Search the records for "xlabel". Copy every line where it appears.

Record extracts =>
━━━━━━━━

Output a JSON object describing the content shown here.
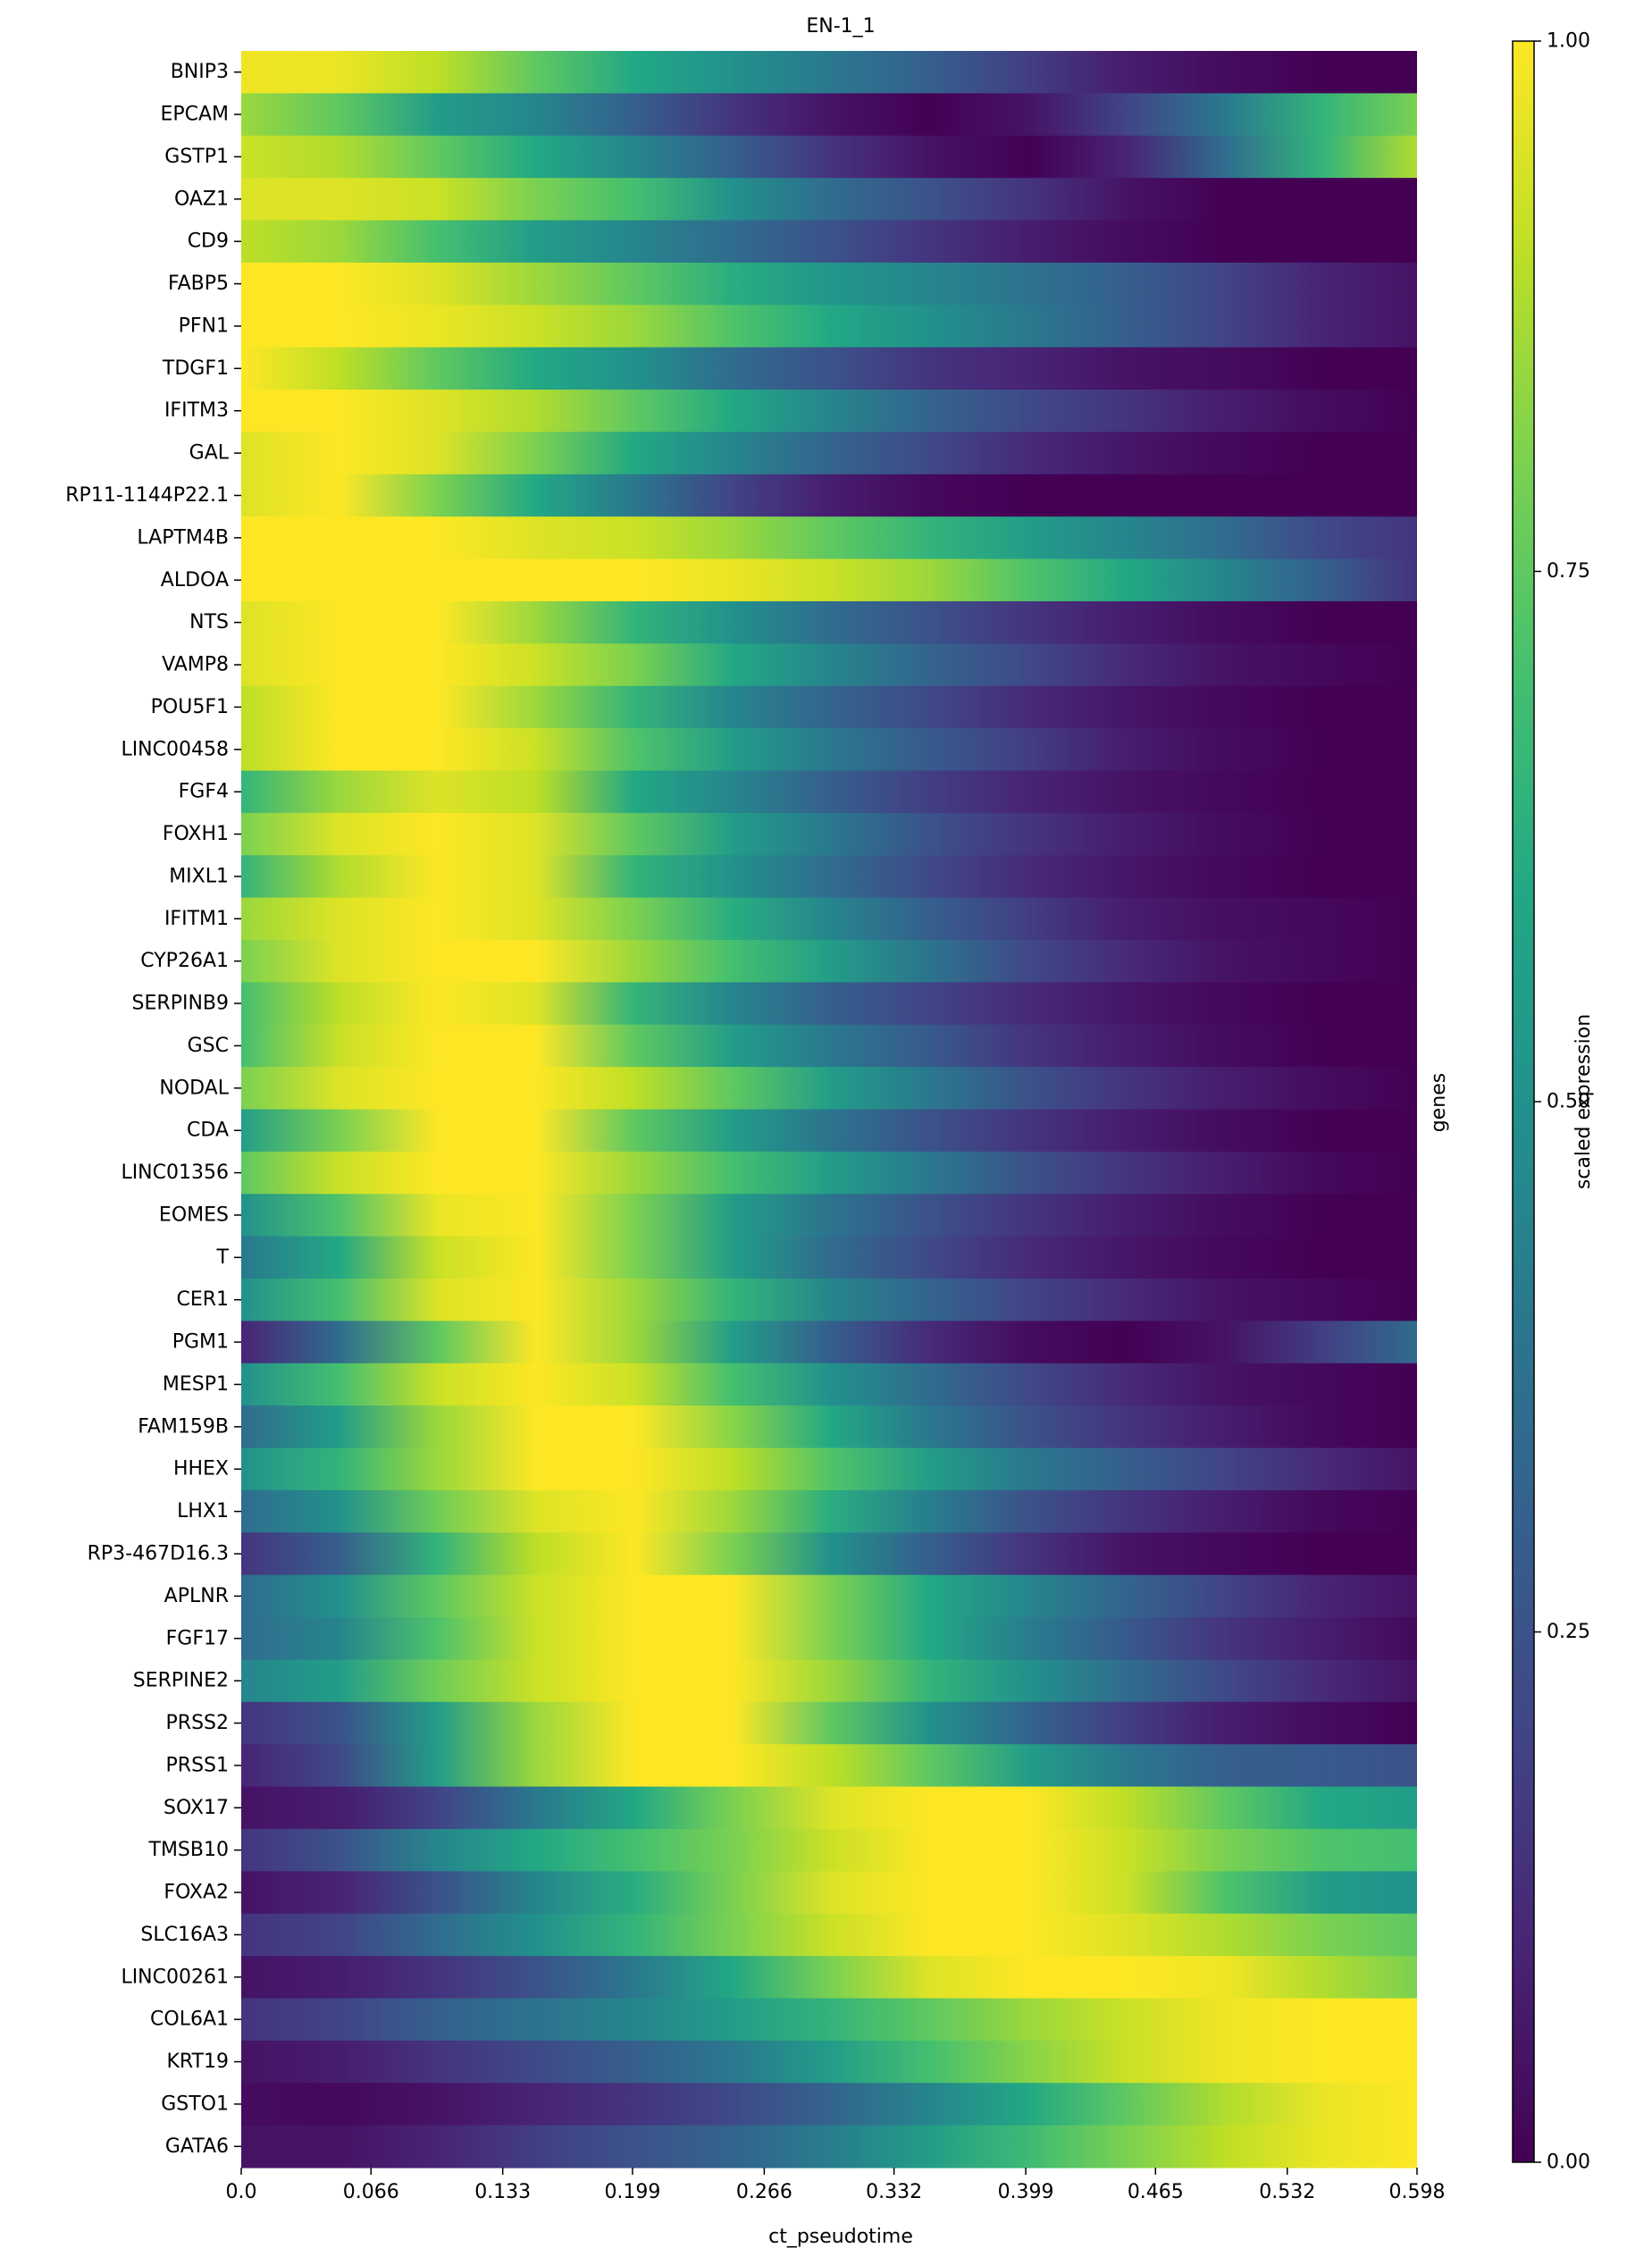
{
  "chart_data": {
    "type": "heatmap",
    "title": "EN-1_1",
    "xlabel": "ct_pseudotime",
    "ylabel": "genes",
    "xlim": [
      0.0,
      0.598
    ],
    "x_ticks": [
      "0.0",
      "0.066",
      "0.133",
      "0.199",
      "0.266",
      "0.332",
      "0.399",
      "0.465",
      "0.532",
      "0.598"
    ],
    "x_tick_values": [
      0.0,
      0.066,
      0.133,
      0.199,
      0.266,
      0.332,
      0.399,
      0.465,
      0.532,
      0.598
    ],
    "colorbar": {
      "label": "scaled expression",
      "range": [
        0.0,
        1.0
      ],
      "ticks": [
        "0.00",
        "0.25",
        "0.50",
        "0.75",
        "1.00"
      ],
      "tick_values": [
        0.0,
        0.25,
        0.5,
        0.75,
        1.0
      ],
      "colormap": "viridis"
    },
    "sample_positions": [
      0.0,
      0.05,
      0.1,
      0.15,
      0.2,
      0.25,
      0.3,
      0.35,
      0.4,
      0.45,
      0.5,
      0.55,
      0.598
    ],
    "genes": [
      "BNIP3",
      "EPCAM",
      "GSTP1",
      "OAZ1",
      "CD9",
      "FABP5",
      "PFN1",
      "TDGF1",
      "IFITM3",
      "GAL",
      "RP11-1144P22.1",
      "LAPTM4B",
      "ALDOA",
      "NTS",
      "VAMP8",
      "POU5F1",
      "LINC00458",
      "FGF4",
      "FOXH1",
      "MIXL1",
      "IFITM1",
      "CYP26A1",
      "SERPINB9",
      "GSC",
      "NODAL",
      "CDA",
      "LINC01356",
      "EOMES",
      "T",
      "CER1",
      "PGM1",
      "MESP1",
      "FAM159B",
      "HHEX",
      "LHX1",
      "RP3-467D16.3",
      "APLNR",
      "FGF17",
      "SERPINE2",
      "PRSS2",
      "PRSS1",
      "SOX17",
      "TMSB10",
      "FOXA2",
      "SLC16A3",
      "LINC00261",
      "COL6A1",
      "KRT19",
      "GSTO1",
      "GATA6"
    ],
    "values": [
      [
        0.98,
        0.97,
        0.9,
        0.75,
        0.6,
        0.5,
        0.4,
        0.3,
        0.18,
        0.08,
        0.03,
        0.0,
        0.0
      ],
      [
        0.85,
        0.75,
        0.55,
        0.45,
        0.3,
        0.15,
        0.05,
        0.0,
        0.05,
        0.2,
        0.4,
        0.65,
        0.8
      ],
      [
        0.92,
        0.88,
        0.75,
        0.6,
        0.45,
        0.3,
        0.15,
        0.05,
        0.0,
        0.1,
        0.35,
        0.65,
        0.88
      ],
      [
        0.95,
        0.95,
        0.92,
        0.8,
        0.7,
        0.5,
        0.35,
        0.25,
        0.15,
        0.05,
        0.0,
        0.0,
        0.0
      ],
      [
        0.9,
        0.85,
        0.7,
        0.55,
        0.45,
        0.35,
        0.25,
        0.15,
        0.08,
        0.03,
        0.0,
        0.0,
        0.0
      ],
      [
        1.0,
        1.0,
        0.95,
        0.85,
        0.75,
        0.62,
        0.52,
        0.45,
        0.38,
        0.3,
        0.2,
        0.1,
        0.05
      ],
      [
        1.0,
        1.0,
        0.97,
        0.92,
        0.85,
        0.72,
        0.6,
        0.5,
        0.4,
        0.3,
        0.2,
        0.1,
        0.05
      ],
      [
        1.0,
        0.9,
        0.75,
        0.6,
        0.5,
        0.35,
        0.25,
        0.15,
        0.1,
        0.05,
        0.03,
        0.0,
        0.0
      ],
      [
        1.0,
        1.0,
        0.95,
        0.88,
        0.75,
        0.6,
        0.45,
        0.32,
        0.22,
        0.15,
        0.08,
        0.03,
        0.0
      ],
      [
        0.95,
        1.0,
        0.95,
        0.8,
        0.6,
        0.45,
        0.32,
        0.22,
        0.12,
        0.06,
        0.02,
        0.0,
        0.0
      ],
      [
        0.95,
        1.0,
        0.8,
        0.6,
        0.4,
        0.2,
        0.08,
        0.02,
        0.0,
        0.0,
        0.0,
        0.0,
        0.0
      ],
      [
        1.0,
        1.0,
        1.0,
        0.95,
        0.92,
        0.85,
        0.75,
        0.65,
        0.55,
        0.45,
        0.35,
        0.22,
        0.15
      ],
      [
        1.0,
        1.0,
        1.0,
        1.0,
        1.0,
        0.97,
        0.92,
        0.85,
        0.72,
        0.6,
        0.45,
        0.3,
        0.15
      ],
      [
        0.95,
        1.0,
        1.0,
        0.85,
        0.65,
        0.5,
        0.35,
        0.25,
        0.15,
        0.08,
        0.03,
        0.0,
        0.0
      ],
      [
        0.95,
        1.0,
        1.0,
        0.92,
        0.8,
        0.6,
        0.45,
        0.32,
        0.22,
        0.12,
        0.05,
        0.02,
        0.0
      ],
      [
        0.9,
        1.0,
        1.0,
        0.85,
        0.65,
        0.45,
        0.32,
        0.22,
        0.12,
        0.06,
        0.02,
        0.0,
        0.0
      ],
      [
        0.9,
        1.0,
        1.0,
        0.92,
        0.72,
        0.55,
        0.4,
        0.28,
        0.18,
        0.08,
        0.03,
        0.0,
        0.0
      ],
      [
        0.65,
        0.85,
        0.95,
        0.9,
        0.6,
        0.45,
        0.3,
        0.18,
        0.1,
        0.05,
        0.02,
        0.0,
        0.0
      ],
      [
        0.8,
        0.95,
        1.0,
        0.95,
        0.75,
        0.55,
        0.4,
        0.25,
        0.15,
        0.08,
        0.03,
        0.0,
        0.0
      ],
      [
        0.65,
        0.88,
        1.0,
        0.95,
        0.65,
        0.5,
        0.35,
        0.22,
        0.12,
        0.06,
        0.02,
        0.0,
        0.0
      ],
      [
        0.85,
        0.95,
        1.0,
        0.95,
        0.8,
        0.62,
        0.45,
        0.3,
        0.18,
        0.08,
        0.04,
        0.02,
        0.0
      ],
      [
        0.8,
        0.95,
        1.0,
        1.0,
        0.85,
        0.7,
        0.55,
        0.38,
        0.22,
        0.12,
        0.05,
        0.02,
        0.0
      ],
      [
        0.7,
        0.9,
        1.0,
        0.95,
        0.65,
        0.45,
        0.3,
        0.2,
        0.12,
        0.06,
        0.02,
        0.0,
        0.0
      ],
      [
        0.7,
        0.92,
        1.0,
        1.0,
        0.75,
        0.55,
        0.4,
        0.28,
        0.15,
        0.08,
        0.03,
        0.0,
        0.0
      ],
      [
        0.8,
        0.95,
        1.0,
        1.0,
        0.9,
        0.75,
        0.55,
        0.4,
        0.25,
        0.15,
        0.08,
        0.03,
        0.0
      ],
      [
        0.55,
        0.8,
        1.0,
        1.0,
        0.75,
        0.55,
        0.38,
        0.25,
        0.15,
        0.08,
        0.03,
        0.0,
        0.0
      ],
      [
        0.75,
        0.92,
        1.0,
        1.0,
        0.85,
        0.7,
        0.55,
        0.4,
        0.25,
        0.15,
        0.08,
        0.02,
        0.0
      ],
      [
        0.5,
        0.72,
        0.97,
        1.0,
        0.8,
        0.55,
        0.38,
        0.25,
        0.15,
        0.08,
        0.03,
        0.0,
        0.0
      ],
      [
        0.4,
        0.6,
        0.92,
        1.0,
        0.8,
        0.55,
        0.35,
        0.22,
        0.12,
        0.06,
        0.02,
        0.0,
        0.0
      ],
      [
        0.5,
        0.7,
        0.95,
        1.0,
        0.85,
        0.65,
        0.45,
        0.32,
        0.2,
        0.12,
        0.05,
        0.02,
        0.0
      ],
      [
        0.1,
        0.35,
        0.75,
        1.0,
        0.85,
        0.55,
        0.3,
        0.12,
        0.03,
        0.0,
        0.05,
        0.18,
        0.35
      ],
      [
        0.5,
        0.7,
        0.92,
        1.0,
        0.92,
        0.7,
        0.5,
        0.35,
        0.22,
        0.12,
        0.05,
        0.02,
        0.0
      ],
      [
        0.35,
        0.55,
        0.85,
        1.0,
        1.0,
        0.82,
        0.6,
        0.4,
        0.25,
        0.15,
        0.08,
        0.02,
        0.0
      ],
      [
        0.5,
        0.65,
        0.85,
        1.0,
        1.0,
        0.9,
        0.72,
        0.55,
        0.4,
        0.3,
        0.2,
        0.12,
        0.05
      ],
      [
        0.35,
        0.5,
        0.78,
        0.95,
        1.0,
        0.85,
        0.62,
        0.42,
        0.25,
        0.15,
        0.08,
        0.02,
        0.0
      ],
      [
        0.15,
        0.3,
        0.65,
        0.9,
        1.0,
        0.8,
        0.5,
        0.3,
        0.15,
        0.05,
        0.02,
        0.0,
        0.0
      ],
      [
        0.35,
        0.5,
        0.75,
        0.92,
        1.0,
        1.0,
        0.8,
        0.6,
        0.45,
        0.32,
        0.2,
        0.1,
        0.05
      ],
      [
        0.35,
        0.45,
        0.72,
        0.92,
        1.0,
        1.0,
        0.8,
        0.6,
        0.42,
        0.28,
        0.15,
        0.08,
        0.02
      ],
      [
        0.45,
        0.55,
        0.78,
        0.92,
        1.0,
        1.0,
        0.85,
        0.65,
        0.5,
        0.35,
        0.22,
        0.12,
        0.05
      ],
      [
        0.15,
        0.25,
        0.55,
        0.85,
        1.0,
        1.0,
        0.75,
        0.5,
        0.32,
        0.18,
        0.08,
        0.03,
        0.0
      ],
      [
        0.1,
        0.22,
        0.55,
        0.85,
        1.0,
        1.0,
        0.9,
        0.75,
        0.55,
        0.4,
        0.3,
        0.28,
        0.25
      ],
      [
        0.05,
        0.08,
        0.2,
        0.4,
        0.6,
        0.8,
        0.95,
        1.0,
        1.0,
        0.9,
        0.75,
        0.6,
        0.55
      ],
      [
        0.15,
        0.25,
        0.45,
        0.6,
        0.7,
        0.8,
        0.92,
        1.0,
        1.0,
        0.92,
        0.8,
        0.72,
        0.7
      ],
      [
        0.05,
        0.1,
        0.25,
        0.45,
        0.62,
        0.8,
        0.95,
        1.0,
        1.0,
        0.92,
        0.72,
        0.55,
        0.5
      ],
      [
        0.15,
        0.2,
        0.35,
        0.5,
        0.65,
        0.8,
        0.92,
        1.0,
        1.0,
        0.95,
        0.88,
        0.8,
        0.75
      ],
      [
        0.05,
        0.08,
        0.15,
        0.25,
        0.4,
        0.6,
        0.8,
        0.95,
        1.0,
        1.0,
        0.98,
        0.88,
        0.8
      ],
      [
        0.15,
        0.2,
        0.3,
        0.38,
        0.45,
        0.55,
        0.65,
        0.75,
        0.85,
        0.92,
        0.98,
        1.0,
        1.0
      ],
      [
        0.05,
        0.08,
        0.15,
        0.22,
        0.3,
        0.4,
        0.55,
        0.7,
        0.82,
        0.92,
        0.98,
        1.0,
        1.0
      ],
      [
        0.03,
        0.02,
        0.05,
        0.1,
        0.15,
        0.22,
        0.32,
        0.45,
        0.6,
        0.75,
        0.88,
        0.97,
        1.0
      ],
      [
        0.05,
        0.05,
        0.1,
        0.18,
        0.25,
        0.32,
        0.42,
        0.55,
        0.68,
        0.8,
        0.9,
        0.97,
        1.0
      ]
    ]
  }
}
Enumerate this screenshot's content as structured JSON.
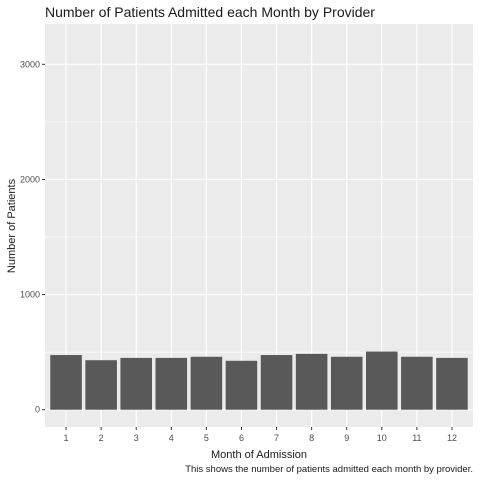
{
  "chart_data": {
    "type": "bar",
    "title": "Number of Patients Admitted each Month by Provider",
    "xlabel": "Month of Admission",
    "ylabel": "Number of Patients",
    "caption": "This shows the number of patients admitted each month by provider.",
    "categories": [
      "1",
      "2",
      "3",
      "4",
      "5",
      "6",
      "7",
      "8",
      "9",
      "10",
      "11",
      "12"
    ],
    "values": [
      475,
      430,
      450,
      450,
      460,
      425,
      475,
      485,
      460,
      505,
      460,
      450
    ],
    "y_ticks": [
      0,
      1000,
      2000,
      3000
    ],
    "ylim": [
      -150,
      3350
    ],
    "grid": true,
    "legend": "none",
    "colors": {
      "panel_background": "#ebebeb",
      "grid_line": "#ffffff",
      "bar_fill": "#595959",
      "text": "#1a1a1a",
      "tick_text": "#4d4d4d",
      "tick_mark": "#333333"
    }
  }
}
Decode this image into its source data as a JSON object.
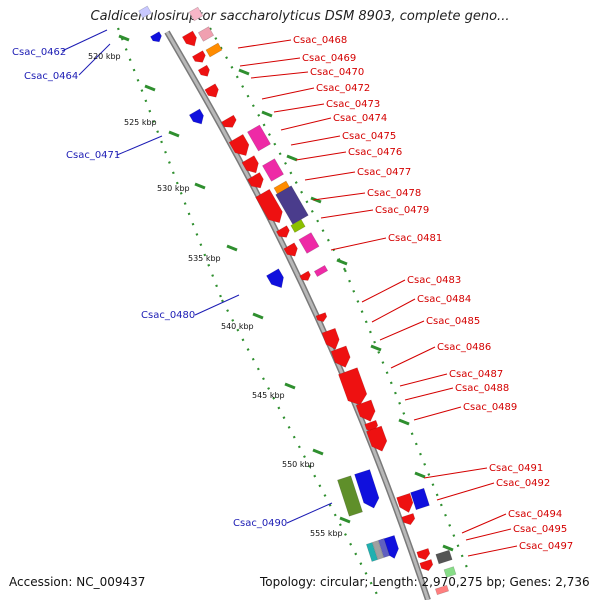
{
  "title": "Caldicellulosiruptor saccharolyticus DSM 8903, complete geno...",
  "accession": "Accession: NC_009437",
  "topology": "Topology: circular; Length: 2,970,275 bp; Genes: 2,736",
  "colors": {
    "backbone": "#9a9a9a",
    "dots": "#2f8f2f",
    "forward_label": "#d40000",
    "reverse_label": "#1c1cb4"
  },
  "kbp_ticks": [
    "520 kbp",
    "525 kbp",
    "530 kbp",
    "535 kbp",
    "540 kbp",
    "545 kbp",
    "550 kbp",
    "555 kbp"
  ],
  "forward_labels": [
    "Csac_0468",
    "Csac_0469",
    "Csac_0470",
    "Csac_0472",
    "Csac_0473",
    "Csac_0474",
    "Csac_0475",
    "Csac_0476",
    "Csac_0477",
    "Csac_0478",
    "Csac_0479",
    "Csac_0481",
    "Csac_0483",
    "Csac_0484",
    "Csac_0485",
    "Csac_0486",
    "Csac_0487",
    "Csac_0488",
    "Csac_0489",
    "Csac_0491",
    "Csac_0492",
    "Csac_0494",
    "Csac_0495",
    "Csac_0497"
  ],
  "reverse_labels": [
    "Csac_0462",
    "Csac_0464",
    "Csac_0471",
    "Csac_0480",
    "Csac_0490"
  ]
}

━━━━━━━━

Result of this exercise =>
    "xlabel": "ct_pseudotime",
    "xlabel": "Month of Admission",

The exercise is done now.